- **BRIEF**
Reproduce the material verbatim from its first line up to and including the line that contains "staticText: 9:48 (14, 5, 40, 23)".

──────────────────────────────

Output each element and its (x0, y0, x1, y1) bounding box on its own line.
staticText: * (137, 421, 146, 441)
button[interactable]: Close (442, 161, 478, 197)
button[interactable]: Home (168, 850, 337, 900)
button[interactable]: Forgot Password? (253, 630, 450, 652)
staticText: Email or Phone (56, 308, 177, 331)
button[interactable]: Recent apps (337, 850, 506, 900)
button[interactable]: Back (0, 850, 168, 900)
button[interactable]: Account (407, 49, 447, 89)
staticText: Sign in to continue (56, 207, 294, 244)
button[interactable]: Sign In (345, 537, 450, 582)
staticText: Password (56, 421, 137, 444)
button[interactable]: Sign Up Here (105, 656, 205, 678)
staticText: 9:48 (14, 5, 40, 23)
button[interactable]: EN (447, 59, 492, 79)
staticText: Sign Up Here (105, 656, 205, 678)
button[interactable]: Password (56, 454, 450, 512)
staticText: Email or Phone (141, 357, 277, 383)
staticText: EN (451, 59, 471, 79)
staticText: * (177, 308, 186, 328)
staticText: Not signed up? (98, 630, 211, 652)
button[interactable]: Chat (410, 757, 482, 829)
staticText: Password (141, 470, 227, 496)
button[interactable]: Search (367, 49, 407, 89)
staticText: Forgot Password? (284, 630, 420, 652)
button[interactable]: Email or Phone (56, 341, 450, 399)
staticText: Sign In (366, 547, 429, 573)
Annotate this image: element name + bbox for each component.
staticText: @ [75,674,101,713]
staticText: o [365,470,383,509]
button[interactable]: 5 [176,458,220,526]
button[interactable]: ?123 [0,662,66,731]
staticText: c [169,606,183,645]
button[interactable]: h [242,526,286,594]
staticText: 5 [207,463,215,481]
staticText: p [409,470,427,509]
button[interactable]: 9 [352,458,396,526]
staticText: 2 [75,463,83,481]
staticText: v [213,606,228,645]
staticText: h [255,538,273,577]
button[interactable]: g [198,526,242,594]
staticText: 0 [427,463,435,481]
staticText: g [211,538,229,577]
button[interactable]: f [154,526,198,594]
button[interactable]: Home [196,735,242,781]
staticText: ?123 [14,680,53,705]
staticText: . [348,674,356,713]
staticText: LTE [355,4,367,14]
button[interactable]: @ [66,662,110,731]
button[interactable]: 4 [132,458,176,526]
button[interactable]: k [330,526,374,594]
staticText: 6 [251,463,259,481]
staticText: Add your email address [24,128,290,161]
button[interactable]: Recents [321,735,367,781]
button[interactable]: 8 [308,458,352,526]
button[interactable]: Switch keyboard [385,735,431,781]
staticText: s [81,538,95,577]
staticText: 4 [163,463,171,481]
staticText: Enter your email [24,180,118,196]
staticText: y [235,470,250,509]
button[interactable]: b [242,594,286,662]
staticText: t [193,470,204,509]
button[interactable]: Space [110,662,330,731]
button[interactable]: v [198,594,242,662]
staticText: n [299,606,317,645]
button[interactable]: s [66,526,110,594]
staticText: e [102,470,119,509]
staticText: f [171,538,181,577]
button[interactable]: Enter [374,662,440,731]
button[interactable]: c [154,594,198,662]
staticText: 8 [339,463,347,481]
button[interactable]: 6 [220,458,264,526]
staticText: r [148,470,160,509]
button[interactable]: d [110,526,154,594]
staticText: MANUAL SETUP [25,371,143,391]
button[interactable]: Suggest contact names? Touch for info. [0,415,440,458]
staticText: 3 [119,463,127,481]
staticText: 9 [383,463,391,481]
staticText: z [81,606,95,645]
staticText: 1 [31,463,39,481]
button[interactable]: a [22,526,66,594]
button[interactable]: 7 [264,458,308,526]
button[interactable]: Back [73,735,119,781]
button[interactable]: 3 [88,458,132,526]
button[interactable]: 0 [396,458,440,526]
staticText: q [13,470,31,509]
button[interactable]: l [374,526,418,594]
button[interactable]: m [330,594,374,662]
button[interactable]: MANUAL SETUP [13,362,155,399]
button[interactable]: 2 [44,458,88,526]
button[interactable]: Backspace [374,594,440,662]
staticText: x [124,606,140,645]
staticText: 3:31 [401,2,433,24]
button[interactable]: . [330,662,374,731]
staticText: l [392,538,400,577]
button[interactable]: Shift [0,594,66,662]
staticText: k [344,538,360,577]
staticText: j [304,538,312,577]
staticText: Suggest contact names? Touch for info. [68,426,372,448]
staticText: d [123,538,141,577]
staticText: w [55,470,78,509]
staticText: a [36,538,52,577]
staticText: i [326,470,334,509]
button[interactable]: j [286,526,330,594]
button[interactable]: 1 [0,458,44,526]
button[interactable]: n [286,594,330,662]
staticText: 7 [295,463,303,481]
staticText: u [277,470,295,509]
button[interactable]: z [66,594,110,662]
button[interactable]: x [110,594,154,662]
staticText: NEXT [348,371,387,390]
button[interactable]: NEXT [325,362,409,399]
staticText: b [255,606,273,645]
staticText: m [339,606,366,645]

──────────────────────────────

- **RESPONSE TO THE TASK**
Output each element and its (x0, y0, x1, y1) bounding box on its own line.
staticText: * (137, 421, 146, 441)
button[interactable]: Close (442, 161, 478, 197)
button[interactable]: Home (168, 850, 337, 900)
button[interactable]: Forgot Password? (253, 630, 450, 652)
staticText: Email or Phone (56, 308, 177, 331)
button[interactable]: Recent apps (337, 850, 506, 900)
button[interactable]: Back (0, 850, 168, 900)
button[interactable]: Account (407, 49, 447, 89)
staticText: Sign in to continue (56, 207, 294, 244)
button[interactable]: Sign In (345, 537, 450, 582)
staticText: Password (56, 421, 137, 444)
button[interactable]: Sign Up Here (105, 656, 205, 678)
staticText: 9:48 (14, 5, 40, 23)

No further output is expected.